Directions:
Repeat every record below exactly as written.

Records shown:
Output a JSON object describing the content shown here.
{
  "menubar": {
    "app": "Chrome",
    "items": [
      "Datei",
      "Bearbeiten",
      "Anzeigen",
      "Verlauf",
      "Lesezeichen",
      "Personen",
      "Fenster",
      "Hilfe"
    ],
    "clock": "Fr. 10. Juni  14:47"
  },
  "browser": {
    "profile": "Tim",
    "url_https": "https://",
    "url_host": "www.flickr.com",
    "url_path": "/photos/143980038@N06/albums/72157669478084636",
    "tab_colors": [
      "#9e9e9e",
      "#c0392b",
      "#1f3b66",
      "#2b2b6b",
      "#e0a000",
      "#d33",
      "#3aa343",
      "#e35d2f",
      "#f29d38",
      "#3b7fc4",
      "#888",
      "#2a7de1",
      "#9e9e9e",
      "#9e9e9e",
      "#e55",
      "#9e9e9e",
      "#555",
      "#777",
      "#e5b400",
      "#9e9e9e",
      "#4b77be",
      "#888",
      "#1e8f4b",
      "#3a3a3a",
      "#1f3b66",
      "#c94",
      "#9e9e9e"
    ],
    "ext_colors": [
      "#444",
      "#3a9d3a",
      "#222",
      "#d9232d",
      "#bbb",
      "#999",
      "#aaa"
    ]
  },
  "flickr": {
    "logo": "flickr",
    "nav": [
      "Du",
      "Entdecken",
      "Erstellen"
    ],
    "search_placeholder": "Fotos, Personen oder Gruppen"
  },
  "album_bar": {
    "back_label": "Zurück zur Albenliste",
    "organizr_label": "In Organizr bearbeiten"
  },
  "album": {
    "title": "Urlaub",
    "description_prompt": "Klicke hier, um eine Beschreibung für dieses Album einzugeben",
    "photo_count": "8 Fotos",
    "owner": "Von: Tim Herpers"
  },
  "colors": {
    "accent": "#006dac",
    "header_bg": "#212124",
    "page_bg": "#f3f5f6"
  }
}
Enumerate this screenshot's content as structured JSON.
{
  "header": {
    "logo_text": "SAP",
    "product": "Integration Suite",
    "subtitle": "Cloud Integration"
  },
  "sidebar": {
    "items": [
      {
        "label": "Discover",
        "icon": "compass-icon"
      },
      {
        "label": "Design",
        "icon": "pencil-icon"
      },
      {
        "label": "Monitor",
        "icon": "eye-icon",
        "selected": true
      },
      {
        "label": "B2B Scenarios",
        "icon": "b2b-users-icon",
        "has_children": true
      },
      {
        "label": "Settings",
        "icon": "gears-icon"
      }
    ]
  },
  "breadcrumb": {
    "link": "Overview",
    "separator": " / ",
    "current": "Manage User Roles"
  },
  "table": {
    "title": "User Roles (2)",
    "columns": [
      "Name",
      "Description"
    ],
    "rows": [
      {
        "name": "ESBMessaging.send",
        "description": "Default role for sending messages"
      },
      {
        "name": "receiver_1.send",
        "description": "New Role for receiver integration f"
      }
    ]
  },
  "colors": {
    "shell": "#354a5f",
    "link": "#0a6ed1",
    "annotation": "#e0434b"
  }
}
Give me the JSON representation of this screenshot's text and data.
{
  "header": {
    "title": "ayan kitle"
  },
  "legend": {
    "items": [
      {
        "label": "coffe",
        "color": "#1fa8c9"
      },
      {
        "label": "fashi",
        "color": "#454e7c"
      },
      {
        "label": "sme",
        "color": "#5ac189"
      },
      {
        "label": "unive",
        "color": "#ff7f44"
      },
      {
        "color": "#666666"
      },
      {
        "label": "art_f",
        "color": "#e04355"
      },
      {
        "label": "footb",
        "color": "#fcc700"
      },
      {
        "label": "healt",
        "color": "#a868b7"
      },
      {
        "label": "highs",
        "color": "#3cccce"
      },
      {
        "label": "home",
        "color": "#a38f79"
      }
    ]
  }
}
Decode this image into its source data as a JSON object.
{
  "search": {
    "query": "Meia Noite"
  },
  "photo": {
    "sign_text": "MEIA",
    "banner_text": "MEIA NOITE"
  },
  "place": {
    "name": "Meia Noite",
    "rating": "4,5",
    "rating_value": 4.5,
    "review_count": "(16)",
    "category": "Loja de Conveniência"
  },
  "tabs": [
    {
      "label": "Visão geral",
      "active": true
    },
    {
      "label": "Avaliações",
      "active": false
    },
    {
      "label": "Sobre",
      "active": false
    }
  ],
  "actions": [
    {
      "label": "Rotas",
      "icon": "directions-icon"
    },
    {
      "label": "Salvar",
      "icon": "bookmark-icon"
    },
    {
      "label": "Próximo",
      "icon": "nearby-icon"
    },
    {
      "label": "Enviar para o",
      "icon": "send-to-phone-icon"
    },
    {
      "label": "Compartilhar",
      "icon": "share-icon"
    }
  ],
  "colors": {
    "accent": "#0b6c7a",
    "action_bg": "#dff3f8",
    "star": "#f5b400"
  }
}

Answer to this problem:
Output a JSON object describing the content shown here.
{
  "menubar": {
    "app": "Chrome",
    "items": [
      "Datei",
      "Bearbeiten",
      "Anzeigen",
      "Verlauf",
      "Lesezeichen",
      "Personen",
      "Fenster",
      "Hilfe"
    ],
    "clock": "Fr. 10. Juni  14:47"
  },
  "browser": {
    "profile": "Tim",
    "url_https": "https://",
    "url_host": "www.flickr.com",
    "url_path": "/photos/143980038@N06/albums/72157669478084636",
    "tab_colors": [
      "#9e9e9e",
      "#c0392b",
      "#1f3b66",
      "#2b2b6b",
      "#e0a000",
      "#d33",
      "#3aa343",
      "#e35d2f",
      "#f29d38",
      "#3b7fc4",
      "#888",
      "#2a7de1",
      "#9e9e9e",
      "#9e9e9e",
      "#e55",
      "#9e9e9e",
      "#555",
      "#777",
      "#e5b400",
      "#9e9e9e",
      "#4b77be",
      "#888",
      "#1e8f4b",
      "#3a3a3a",
      "#1f3b66",
      "#c94",
      "#9e9e9e"
    ],
    "ext_colors": [
      "#444",
      "#3a9d3a",
      "#222",
      "#d9232d",
      "#bbb",
      "#999",
      "#aaa"
    ]
  },
  "flickr": {
    "logo": "flickr",
    "nav": [
      "Du",
      "Entdecken",
      "Erstellen"
    ],
    "search_placeholder": "Fotos, Personen oder Gruppen"
  },
  "album_bar": {
    "back_label": "Zurück zur Albenliste",
    "organizr_label": "In Organizr bearbeiten"
  },
  "album": {
    "title": "Urlaub",
    "description_prompt": "Klicke hier, um eine Beschreibung für dieses Album einzugeben",
    "photo_count": "8 Fotos",
    "owner": "Von: Tim Herpers"
  },
  "colors": {
    "accent": "#006dac",
    "header_bg": "#212124",
    "page_bg": "#f3f5f6"
  }
}
Enumerate this screenshot's content as structured JSON.
{
  "header": {
    "logo_text": "SAP",
    "product": "Integration Suite",
    "subtitle": "Cloud Integration"
  },
  "sidebar": {
    "items": [
      {
        "label": "Discover",
        "icon": "compass-icon"
      },
      {
        "label": "Design",
        "icon": "pencil-icon"
      },
      {
        "label": "Monitor",
        "icon": "eye-icon",
        "selected": true
      },
      {
        "label": "B2B Scenarios",
        "icon": "b2b-users-icon",
        "has_children": true
      },
      {
        "label": "Settings",
        "icon": "gears-icon"
      }
    ]
  },
  "breadcrumb": {
    "link": "Overview",
    "separator": " / ",
    "current": "Manage User Roles"
  },
  "table": {
    "title": "User Roles (2)",
    "columns": [
      "Name",
      "Description"
    ],
    "rows": [
      {
        "name": "ESBMessaging.send",
        "description": "Default role for sending messages"
      },
      {
        "name": "receiver_1.send",
        "description": "New Role for receiver integration f"
      }
    ]
  },
  "colors": {
    "shell": "#354a5f",
    "link": "#0a6ed1",
    "annotation": "#e0434b"
  }
}
Give me the JSON representation of this screenshot's text and data.
{
  "header": {
    "title": "ayan kitle"
  },
  "legend": {
    "items": [
      {
        "label": "coffe",
        "color": "#1fa8c9"
      },
      {
        "label": "fashi",
        "color": "#454e7c"
      },
      {
        "label": "sme",
        "color": "#5ac189"
      },
      {
        "label": "unive",
        "color": "#ff7f44"
      },
      {
        "color": "#666666"
      },
      {
        "label": "art_f",
        "color": "#e04355"
      },
      {
        "label": "footb",
        "color": "#fcc700"
      },
      {
        "label": "healt",
        "color": "#a868b7"
      },
      {
        "label": "highs",
        "color": "#3cccce"
      },
      {
        "label": "home",
        "color": "#a38f79"
      }
    ]
  }
}
Decode this image into its source data as a JSON object.
{
  "search": {
    "query": "Meia Noite"
  },
  "photo": {
    "sign_text": "MEIA",
    "banner_text": "MEIA NOITE"
  },
  "place": {
    "name": "Meia Noite",
    "rating": "4,5",
    "rating_value": 4.5,
    "review_count": "(16)",
    "category": "Loja de Conveniência"
  },
  "tabs": [
    {
      "label": "Visão geral",
      "active": true
    },
    {
      "label": "Avaliações",
      "active": false
    },
    {
      "label": "Sobre",
      "active": false
    }
  ],
  "actions": [
    {
      "label": "Rotas",
      "icon": "directions-icon"
    },
    {
      "label": "Salvar",
      "icon": "bookmark-icon"
    },
    {
      "label": "Próximo",
      "icon": "nearby-icon"
    },
    {
      "label": "Enviar para o",
      "icon": "send-to-phone-icon"
    },
    {
      "label": "Compartilhar",
      "icon": "share-icon"
    }
  ],
  "colors": {
    "accent": "#0b6c7a",
    "action_bg": "#dff3f8",
    "star": "#f5b400"
  }
}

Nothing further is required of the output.